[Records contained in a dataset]

--------

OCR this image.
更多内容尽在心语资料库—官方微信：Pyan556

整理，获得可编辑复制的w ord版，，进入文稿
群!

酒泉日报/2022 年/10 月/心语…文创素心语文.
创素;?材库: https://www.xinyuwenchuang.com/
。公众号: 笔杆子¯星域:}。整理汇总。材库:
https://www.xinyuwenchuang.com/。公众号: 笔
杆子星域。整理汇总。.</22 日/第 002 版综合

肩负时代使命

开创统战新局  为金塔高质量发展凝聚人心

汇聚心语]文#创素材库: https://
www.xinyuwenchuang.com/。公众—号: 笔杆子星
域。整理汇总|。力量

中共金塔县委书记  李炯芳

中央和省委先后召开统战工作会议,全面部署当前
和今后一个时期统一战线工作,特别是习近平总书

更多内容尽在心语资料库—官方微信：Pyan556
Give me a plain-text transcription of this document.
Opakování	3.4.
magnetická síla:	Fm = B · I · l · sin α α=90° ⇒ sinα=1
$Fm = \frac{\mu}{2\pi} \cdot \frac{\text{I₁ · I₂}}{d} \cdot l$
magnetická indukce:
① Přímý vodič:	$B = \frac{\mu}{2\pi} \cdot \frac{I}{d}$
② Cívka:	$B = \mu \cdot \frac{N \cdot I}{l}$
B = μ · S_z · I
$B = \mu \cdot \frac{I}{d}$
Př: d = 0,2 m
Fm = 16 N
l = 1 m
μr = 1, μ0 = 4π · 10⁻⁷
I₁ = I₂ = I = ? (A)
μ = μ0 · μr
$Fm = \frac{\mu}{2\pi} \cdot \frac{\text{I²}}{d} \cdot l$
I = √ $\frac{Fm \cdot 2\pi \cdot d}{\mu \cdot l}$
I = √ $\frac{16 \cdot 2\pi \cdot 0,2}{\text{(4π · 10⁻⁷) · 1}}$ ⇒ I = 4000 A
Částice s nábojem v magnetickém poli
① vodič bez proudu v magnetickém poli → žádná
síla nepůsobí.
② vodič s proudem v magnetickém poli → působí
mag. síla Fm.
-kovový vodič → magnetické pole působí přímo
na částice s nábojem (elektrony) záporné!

--------

# Task to carry out
Look through the entries and return every line where "magnetická" appears.

# Answer to this task
magnetická síla:	Fm = B · I · l · sin α α=90° ⇒ sinα=1
magnetická indukce:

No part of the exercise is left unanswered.